[BEGIN Supplied records]

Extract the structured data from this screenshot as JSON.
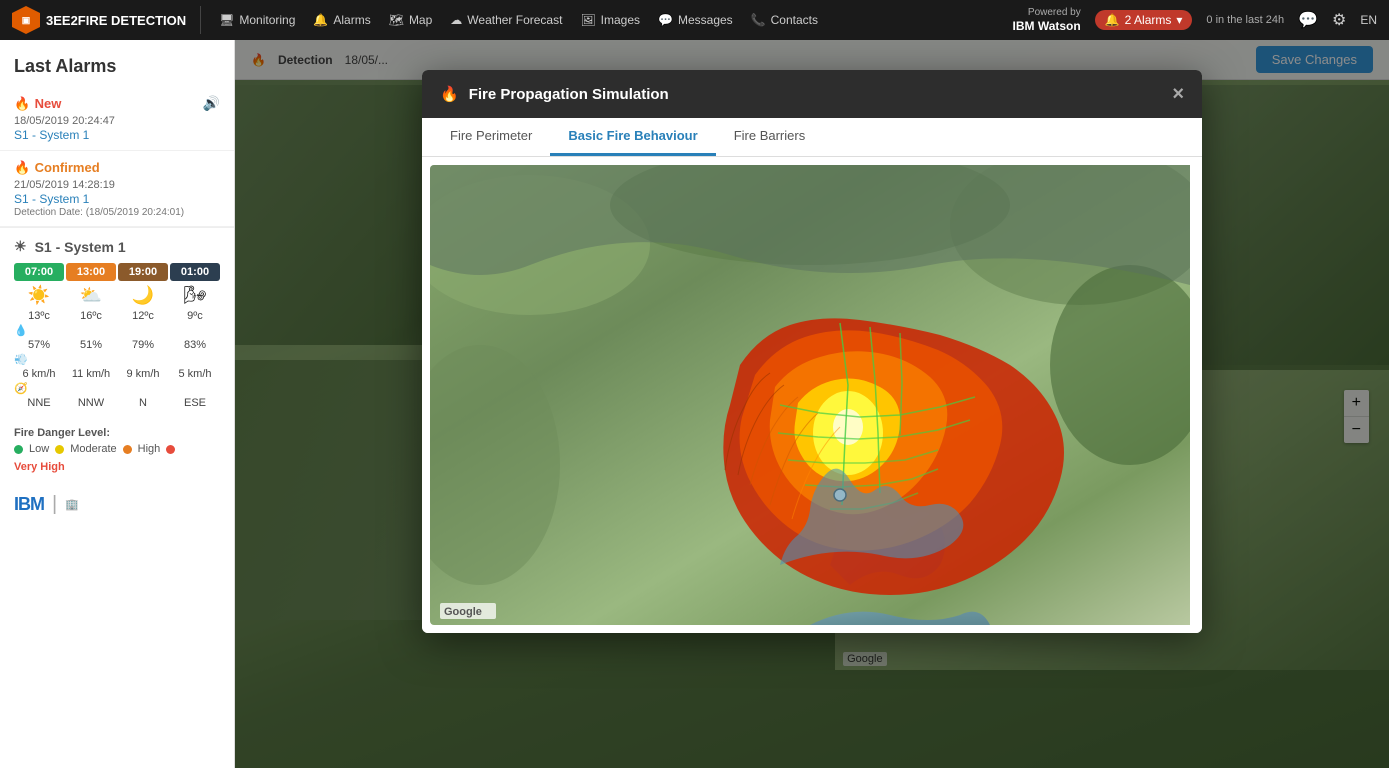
{
  "app": {
    "name": "3EE2FIRE DETECTION"
  },
  "topnav": {
    "items": [
      {
        "label": "Monitoring",
        "icon": "monitor"
      },
      {
        "label": "Alarms",
        "icon": "alarm"
      },
      {
        "label": "Map",
        "icon": "map"
      },
      {
        "label": "Weather Forecast",
        "icon": "cloud"
      },
      {
        "label": "Images",
        "icon": "image"
      },
      {
        "label": "Messages",
        "icon": "message"
      },
      {
        "label": "Contacts",
        "icon": "contact"
      }
    ],
    "powered_by": "Powered by",
    "powered_by_name": "IBM Watson",
    "alarms_label": "2 Alarms",
    "alarms_count_small": "0 in the last 24h",
    "lang": "EN"
  },
  "sidebar": {
    "title": "Last Alarms",
    "alarms": [
      {
        "status": "New",
        "status_type": "new",
        "date": "18/05/2019 20:24:47",
        "system": "S1 - System 1",
        "detection": ""
      },
      {
        "status": "Confirmed",
        "status_type": "confirmed",
        "date": "21/05/2019 14:28:19",
        "system": "S1 - System 1",
        "detection": "Detection Date: (18/05/2019 20:24:01)"
      }
    ],
    "weather_system": "S1 - System 1",
    "weather_times": [
      "07:00",
      "13:00",
      "19:00",
      "01:00"
    ],
    "weather_temps": [
      "13ºc",
      "16ºc",
      "12ºc",
      "9ºc"
    ],
    "weather_humidity": [
      "57%",
      "51%",
      "79%",
      "83%"
    ],
    "weather_wind_speed": [
      "6 km/h",
      "11 km/h",
      "9 km/h",
      "5 km/h"
    ],
    "weather_wind_dir": [
      "NNE",
      "NNW",
      "N",
      "ESE"
    ],
    "fire_danger_label": "Fire Danger Level:",
    "fire_danger_items": [
      {
        "label": "Low",
        "color_class": "dot-green"
      },
      {
        "label": "Moderate",
        "color_class": "dot-yellow"
      },
      {
        "label": "High",
        "color_class": "dot-orange"
      },
      {
        "label": "Very High",
        "color_class": "dot-red"
      }
    ]
  },
  "detection_bar": {
    "label": "Detection",
    "date": "18/05/..."
  },
  "save_button": "Save Changes",
  "modal": {
    "title": "Fire Propagation Simulation",
    "tabs": [
      {
        "label": "Fire Perimeter",
        "active": false
      },
      {
        "label": "Basic Fire Behaviour",
        "active": true
      },
      {
        "label": "Fire Barriers",
        "active": false
      }
    ],
    "close_label": "×"
  },
  "fire_map": {
    "google_label": "Google"
  }
}
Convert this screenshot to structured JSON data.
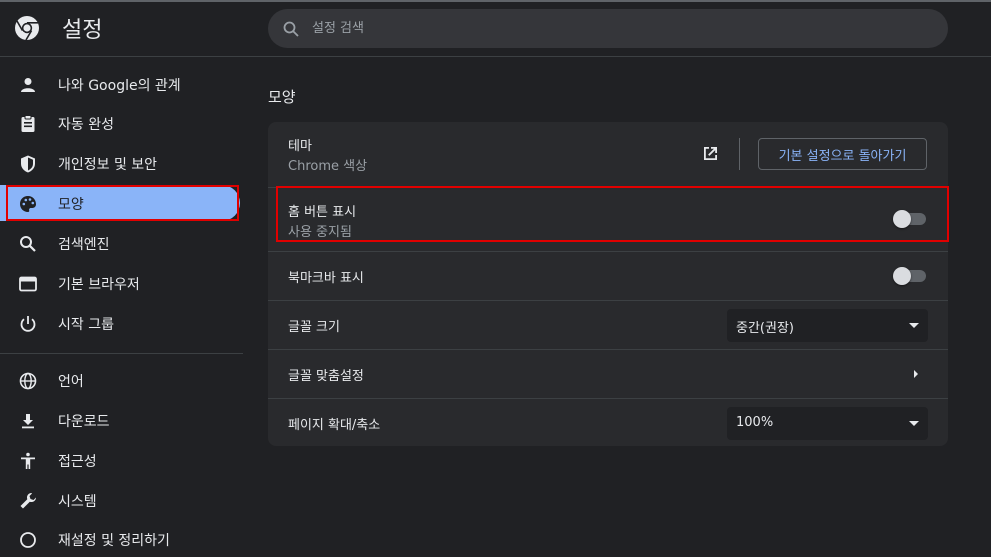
{
  "header": {
    "title": "설정",
    "search_placeholder": "설정 검색"
  },
  "sidebar": {
    "items": [
      {
        "label": "나와 Google의 관계",
        "icon": "person-icon"
      },
      {
        "label": "자동 완성",
        "icon": "clipboard-icon"
      },
      {
        "label": "개인정보 및 보안",
        "icon": "shield-icon"
      },
      {
        "label": "모양",
        "icon": "palette-icon"
      },
      {
        "label": "검색엔진",
        "icon": "search-icon"
      },
      {
        "label": "기본 브라우저",
        "icon": "browser-window-icon"
      },
      {
        "label": "시작 그룹",
        "icon": "power-icon"
      },
      {
        "label": "언어",
        "icon": "globe-icon"
      },
      {
        "label": "다운로드",
        "icon": "download-icon"
      },
      {
        "label": "접근성",
        "icon": "accessibility-icon"
      },
      {
        "label": "시스템",
        "icon": "wrench-icon"
      },
      {
        "label": "재설정 및 정리하기",
        "icon": "history-icon"
      }
    ],
    "active_index": 3
  },
  "main": {
    "section_title": "모양",
    "theme": {
      "label": "테마",
      "value": "Chrome 색상",
      "reset_label": "기본 설정으로 돌아가기"
    },
    "home_button": {
      "label": "홈 버튼 표시",
      "sublabel": "사용 중지됨",
      "enabled": false
    },
    "bookmarks_bar": {
      "label": "북마크바 표시",
      "enabled": false
    },
    "font_size": {
      "label": "글꼴 크기",
      "value": "중간(권장)"
    },
    "customize_fonts": {
      "label": "글꼴 맞춤설정"
    },
    "page_zoom": {
      "label": "페이지 확대/축소",
      "value": "100%"
    }
  },
  "colors": {
    "accent": "#8ab4f8",
    "background": "#202124",
    "card": "#292a2d",
    "highlight": "#e10000"
  }
}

[END Supplied records]

→ What needs to be done
Write out all the entries word for word, but skip any images.

→ Final answer
Extract the structured data from this screenshot as JSON.
{
  "app": {
    "name": "3EE2FIRE DETECTION"
  },
  "topnav": {
    "items": [
      {
        "label": "Monitoring",
        "icon": "monitor"
      },
      {
        "label": "Alarms",
        "icon": "alarm"
      },
      {
        "label": "Map",
        "icon": "map"
      },
      {
        "label": "Weather Forecast",
        "icon": "cloud"
      },
      {
        "label": "Images",
        "icon": "image"
      },
      {
        "label": "Messages",
        "icon": "message"
      },
      {
        "label": "Contacts",
        "icon": "contact"
      }
    ],
    "powered_by": "Powered by",
    "powered_by_name": "IBM Watson",
    "alarms_label": "2 Alarms",
    "alarms_count_small": "0 in the last 24h",
    "lang": "EN"
  },
  "sidebar": {
    "title": "Last Alarms",
    "alarms": [
      {
        "status": "New",
        "status_type": "new",
        "date": "18/05/2019 20:24:47",
        "system": "S1 - System 1",
        "detection": ""
      },
      {
        "status": "Confirmed",
        "status_type": "confirmed",
        "date": "21/05/2019 14:28:19",
        "system": "S1 - System 1",
        "detection": "Detection Date: (18/05/2019 20:24:01)"
      }
    ],
    "weather_system": "S1 - System 1",
    "weather_times": [
      "07:00",
      "13:00",
      "19:00",
      "01:00"
    ],
    "weather_temps": [
      "13ºc",
      "16ºc",
      "12ºc",
      "9ºc"
    ],
    "weather_humidity": [
      "57%",
      "51%",
      "79%",
      "83%"
    ],
    "weather_wind_speed": [
      "6 km/h",
      "11 km/h",
      "9 km/h",
      "5 km/h"
    ],
    "weather_wind_dir": [
      "NNE",
      "NNW",
      "N",
      "ESE"
    ],
    "fire_danger_label": "Fire Danger Level:",
    "fire_danger_items": [
      {
        "label": "Low",
        "color_class": "dot-green"
      },
      {
        "label": "Moderate",
        "color_class": "dot-yellow"
      },
      {
        "label": "High",
        "color_class": "dot-orange"
      },
      {
        "label": "Very High",
        "color_class": "dot-red"
      }
    ]
  },
  "detection_bar": {
    "label": "Detection",
    "date": "18/05/..."
  },
  "save_button": "Save Changes",
  "modal": {
    "title": "Fire Propagation Simulation",
    "tabs": [
      {
        "label": "Fire Perimeter",
        "active": false
      },
      {
        "label": "Basic Fire Behaviour",
        "active": true
      },
      {
        "label": "Fire Barriers",
        "active": false
      }
    ],
    "close_label": "×"
  },
  "fire_map": {
    "google_label": "Google"
  }
}
Convert this screenshot to structured JSON data.
{
  "header": {
    "title": "설정",
    "search_placeholder": "설정 검색"
  },
  "sidebar": {
    "items": [
      {
        "label": "나와 Google의 관계",
        "icon": "person-icon"
      },
      {
        "label": "자동 완성",
        "icon": "clipboard-icon"
      },
      {
        "label": "개인정보 및 보안",
        "icon": "shield-icon"
      },
      {
        "label": "모양",
        "icon": "palette-icon"
      },
      {
        "label": "검색엔진",
        "icon": "search-icon"
      },
      {
        "label": "기본 브라우저",
        "icon": "browser-window-icon"
      },
      {
        "label": "시작 그룹",
        "icon": "power-icon"
      },
      {
        "label": "언어",
        "icon": "globe-icon"
      },
      {
        "label": "다운로드",
        "icon": "download-icon"
      },
      {
        "label": "접근성",
        "icon": "accessibility-icon"
      },
      {
        "label": "시스템",
        "icon": "wrench-icon"
      },
      {
        "label": "재설정 및 정리하기",
        "icon": "history-icon"
      }
    ],
    "active_index": 3
  },
  "main": {
    "section_title": "모양",
    "theme": {
      "label": "테마",
      "value": "Chrome 색상",
      "reset_label": "기본 설정으로 돌아가기"
    },
    "home_button": {
      "label": "홈 버튼 표시",
      "sublabel": "사용 중지됨",
      "enabled": false
    },
    "bookmarks_bar": {
      "label": "북마크바 표시",
      "enabled": false
    },
    "font_size": {
      "label": "글꼴 크기",
      "value": "중간(권장)"
    },
    "customize_fonts": {
      "label": "글꼴 맞춤설정"
    },
    "page_zoom": {
      "label": "페이지 확대/축소",
      "value": "100%"
    }
  },
  "colors": {
    "accent": "#8ab4f8",
    "background": "#202124",
    "card": "#292a2d",
    "highlight": "#e10000"
  }
}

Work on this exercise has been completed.